▸ TASK OBJECTIVE
Identify the lines bearing the string "湖水蒸发更旺盛" and gather them.

▸ DATA SECTION
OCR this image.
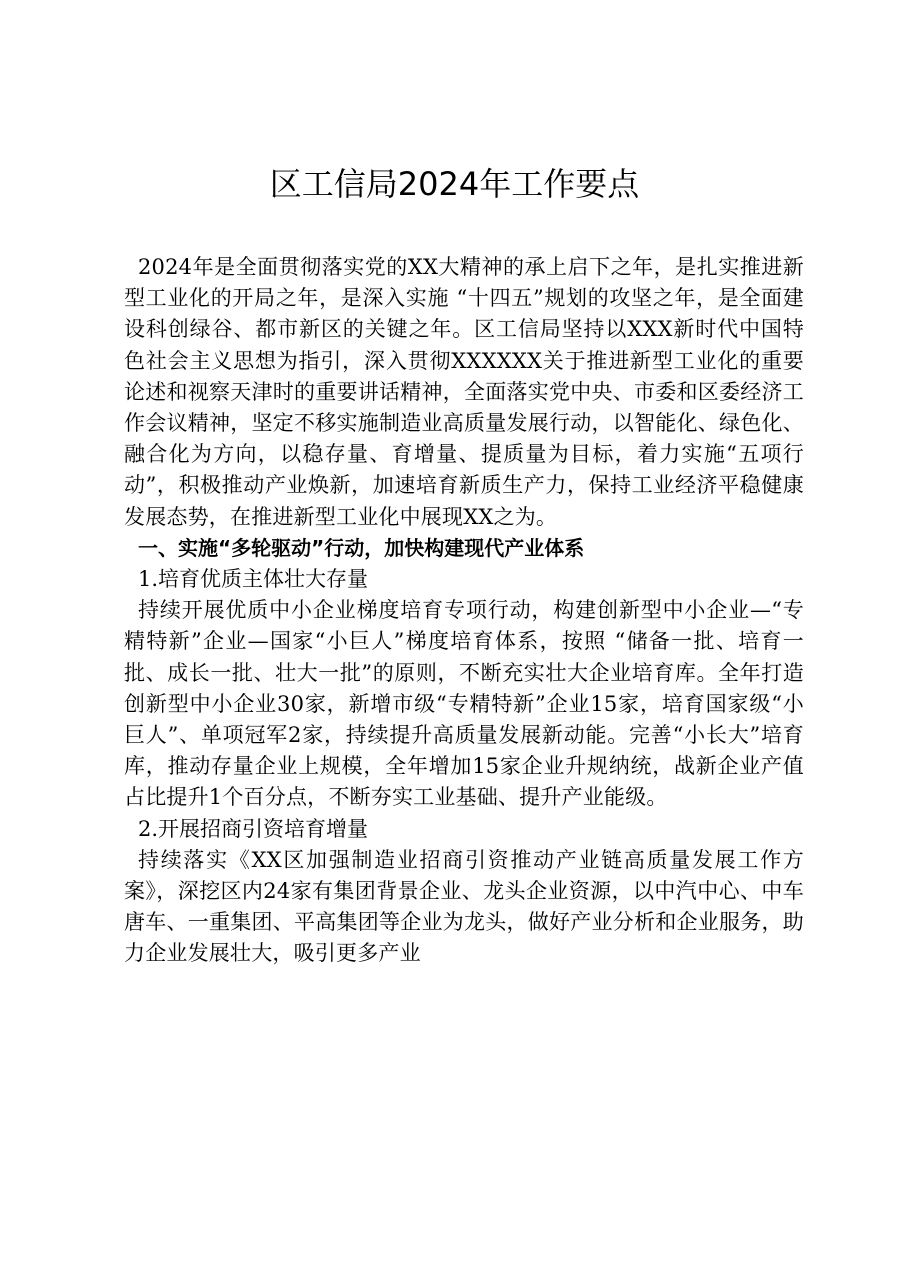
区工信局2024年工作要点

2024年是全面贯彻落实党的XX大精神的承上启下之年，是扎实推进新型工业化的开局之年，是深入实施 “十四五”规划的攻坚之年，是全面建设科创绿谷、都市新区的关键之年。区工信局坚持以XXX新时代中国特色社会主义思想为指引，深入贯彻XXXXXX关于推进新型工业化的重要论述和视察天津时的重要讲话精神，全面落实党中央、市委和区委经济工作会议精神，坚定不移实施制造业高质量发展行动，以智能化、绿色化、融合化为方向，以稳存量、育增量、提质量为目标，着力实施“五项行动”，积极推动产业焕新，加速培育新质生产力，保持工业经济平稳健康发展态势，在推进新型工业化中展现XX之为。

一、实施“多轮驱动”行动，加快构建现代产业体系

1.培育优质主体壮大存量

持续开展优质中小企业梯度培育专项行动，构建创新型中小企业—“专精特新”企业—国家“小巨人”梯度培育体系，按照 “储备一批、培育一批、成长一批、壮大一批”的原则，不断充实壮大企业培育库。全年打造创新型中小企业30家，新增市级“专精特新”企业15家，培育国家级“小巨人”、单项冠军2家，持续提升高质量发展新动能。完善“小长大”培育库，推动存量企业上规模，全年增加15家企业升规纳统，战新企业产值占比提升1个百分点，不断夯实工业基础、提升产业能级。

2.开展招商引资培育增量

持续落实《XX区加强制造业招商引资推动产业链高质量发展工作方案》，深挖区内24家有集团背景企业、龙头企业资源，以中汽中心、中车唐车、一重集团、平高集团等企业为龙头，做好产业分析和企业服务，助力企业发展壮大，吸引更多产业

...

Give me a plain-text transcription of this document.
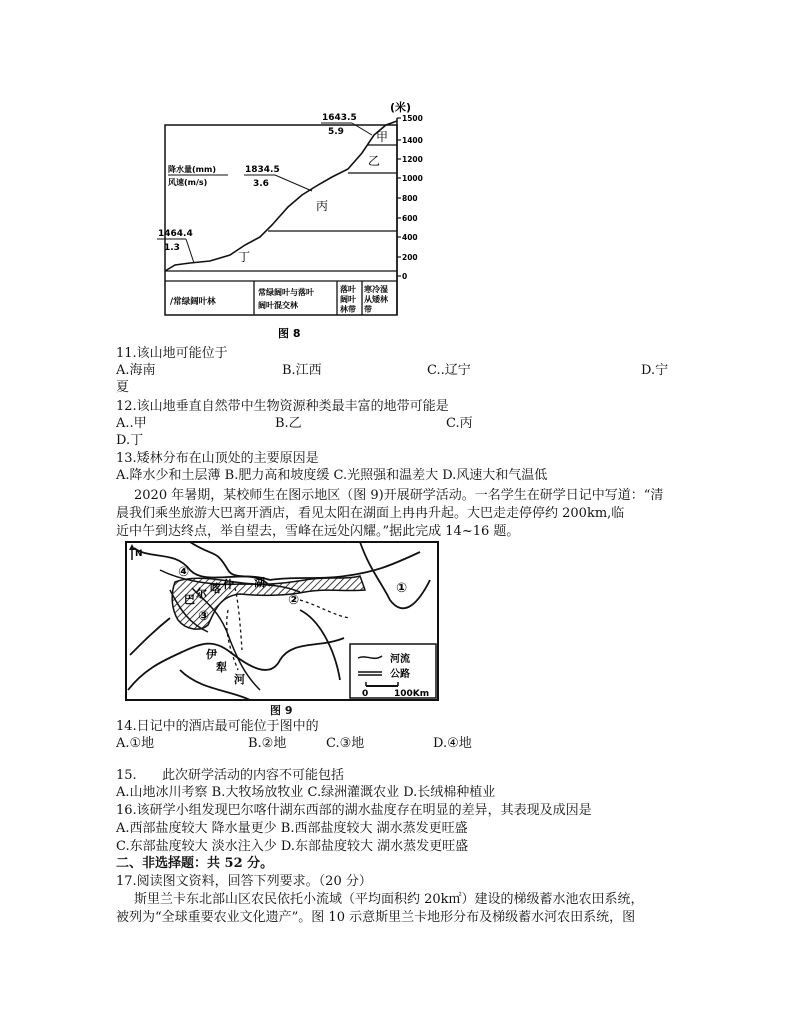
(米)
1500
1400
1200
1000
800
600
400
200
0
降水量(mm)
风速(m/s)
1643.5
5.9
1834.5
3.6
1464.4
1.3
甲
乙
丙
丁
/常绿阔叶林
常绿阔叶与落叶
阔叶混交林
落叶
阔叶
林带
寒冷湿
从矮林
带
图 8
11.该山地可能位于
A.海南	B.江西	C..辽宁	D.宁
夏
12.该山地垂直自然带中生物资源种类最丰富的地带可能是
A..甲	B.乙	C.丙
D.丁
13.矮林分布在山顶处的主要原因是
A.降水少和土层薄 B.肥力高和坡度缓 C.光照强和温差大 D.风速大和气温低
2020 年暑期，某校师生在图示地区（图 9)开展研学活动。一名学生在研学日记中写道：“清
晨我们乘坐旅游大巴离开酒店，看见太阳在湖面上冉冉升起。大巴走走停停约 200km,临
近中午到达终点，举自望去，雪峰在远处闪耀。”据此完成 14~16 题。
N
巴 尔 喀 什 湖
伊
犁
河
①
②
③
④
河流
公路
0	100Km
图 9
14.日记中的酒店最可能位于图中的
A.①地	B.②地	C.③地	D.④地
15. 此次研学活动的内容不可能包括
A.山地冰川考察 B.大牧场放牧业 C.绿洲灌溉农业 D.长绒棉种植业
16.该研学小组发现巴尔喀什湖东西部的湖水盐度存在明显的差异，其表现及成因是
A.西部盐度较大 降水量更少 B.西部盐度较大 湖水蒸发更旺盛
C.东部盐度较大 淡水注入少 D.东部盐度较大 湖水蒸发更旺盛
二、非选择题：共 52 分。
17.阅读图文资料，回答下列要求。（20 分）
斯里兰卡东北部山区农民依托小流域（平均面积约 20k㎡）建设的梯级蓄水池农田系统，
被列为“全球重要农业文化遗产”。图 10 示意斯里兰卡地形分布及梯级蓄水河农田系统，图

▸ COMPLETE ANSWER
A.西部盐度较大 降水量更少 B.西部盐度较大 湖水蒸发更旺盛
C.东部盐度较大 淡水注入少 D.东部盐度较大 湖水蒸发更旺盛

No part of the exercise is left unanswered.